→ Instructions to follow
Repeat all of the material exactly as given.

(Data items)

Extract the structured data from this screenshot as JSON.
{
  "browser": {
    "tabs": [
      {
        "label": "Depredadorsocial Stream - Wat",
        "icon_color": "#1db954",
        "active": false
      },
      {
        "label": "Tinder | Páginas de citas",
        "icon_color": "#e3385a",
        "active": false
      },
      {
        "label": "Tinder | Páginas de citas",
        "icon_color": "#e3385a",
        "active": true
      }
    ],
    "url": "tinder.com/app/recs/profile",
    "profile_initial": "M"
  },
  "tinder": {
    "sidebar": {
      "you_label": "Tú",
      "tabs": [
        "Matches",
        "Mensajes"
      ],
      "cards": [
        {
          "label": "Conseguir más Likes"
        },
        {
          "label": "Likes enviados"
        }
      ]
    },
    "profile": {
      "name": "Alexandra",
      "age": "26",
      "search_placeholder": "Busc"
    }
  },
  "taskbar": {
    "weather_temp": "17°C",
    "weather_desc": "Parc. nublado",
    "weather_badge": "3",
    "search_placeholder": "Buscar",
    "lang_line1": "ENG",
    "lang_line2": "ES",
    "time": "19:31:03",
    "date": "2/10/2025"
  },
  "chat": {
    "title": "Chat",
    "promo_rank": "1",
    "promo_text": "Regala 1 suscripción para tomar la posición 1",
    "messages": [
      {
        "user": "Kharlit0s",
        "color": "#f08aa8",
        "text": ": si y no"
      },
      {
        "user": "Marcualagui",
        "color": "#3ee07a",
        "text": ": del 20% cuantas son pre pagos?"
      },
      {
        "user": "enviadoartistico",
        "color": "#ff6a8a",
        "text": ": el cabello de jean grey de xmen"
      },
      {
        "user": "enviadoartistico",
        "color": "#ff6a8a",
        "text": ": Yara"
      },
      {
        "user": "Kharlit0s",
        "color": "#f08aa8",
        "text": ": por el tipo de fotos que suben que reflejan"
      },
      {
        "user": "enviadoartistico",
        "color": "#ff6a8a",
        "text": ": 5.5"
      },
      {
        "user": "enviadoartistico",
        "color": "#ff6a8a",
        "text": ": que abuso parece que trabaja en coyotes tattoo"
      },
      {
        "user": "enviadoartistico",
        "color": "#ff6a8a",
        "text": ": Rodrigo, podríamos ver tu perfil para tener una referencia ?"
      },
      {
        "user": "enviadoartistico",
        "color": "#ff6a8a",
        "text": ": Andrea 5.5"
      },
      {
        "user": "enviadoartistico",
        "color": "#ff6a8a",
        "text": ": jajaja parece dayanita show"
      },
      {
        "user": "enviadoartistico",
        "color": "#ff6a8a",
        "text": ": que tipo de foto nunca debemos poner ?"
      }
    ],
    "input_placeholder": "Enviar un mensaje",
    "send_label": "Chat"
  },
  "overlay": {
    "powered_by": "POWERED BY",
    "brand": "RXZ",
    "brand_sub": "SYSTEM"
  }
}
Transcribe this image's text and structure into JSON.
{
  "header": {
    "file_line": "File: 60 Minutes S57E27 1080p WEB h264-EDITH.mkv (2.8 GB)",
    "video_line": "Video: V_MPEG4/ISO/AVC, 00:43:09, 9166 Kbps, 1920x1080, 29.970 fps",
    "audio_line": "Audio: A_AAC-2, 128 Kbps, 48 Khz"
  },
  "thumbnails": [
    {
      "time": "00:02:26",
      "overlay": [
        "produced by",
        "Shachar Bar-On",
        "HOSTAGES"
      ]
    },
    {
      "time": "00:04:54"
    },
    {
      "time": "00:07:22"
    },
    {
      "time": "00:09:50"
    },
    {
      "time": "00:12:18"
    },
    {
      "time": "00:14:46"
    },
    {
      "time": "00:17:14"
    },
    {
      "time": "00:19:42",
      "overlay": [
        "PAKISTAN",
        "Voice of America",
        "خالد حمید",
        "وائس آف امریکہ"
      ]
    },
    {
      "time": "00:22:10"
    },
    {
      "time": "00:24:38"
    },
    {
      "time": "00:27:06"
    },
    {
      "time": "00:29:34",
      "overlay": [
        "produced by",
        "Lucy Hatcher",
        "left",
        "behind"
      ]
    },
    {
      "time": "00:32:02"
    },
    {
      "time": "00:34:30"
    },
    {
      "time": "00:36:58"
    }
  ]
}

→ Task output
Extract the structured data from this screenshot as JSON.
{
  "browser": {
    "tabs": [
      {
        "label": "Depredadorsocial Stream - Wat",
        "icon_color": "#1db954",
        "active": false
      },
      {
        "label": "Tinder | Páginas de citas",
        "icon_color": "#e3385a",
        "active": false
      },
      {
        "label": "Tinder | Páginas de citas",
        "icon_color": "#e3385a",
        "active": true
      }
    ],
    "url": "tinder.com/app/recs/profile",
    "profile_initial": "M"
  },
  "tinder": {
    "sidebar": {
      "you_label": "Tú",
      "tabs": [
        "Matches",
        "Mensajes"
      ],
      "cards": [
        {
          "label": "Conseguir más Likes"
        },
        {
          "label": "Likes enviados"
        }
      ]
    },
    "profile": {
      "name": "Alexandra",
      "age": "26",
      "search_placeholder": "Busc"
    }
  },
  "taskbar": {
    "weather_temp": "17°C",
    "weather_desc": "Parc. nublado",
    "weather_badge": "3",
    "search_placeholder": "Buscar",
    "lang_line1": "ENG",
    "lang_line2": "ES",
    "time": "19:31:03",
    "date": "2/10/2025"
  },
  "chat": {
    "title": "Chat",
    "promo_rank": "1",
    "promo_text": "Regala 1 suscripción para tomar la posición 1",
    "messages": [
      {
        "user": "Kharlit0s",
        "color": "#f08aa8",
        "text": ": si y no"
      },
      {
        "user": "Marcualagui",
        "color": "#3ee07a",
        "text": ": del 20% cuantas son pre pagos?"
      },
      {
        "user": "enviadoartistico",
        "color": "#ff6a8a",
        "text": ": el cabello de jean grey de xmen"
      },
      {
        "user": "enviadoartistico",
        "color": "#ff6a8a",
        "text": ": Yara"
      },
      {
        "user": "Kharlit0s",
        "color": "#f08aa8",
        "text": ": por el tipo de fotos que suben que reflejan"
      },
      {
        "user": "enviadoartistico",
        "color": "#ff6a8a",
        "text": ": 5.5"
      },
      {
        "user": "enviadoartistico",
        "color": "#ff6a8a",
        "text": ": que abuso parece que trabaja en coyotes tattoo"
      },
      {
        "user": "enviadoartistico",
        "color": "#ff6a8a",
        "text": ": Rodrigo, podríamos ver tu perfil para tener una referencia ?"
      },
      {
        "user": "enviadoartistico",
        "color": "#ff6a8a",
        "text": ": Andrea 5.5"
      },
      {
        "user": "enviadoartistico",
        "color": "#ff6a8a",
        "text": ": jajaja parece dayanita show"
      },
      {
        "user": "enviadoartistico",
        "color": "#ff6a8a",
        "text": ": que tipo de foto nunca debemos poner ?"
      }
    ],
    "input_placeholder": "Enviar un mensaje",
    "send_label": "Chat"
  },
  "overlay": {
    "powered_by": "POWERED BY",
    "brand": "RXZ",
    "brand_sub": "SYSTEM"
  }
}
Transcribe this image's text and structure into JSON.
{
  "header": {
    "file_line": "File: 60 Minutes S57E27 1080p WEB h264-EDITH.mkv (2.8 GB)",
    "video_line": "Video: V_MPEG4/ISO/AVC, 00:43:09, 9166 Kbps, 1920x1080, 29.970 fps",
    "audio_line": "Audio: A_AAC-2, 128 Kbps, 48 Khz"
  },
  "thumbnails": [
    {
      "time": "00:02:26",
      "overlay": [
        "produced by",
        "Shachar Bar-On",
        "HOSTAGES"
      ]
    },
    {
      "time": "00:04:54"
    },
    {
      "time": "00:07:22"
    },
    {
      "time": "00:09:50"
    },
    {
      "time": "00:12:18"
    },
    {
      "time": "00:14:46"
    },
    {
      "time": "00:17:14"
    },
    {
      "time": "00:19:42",
      "overlay": [
        "PAKISTAN",
        "Voice of America",
        "خالد حمید",
        "وائس آف امریکہ"
      ]
    },
    {
      "time": "00:22:10"
    },
    {
      "time": "00:24:38"
    },
    {
      "time": "00:27:06"
    },
    {
      "time": "00:29:34",
      "overlay": [
        "produced by",
        "Lucy Hatcher",
        "left",
        "behind"
      ]
    },
    {
      "time": "00:32:02"
    },
    {
      "time": "00:34:30"
    },
    {
      "time": "00:36:58"
    }
  ]
}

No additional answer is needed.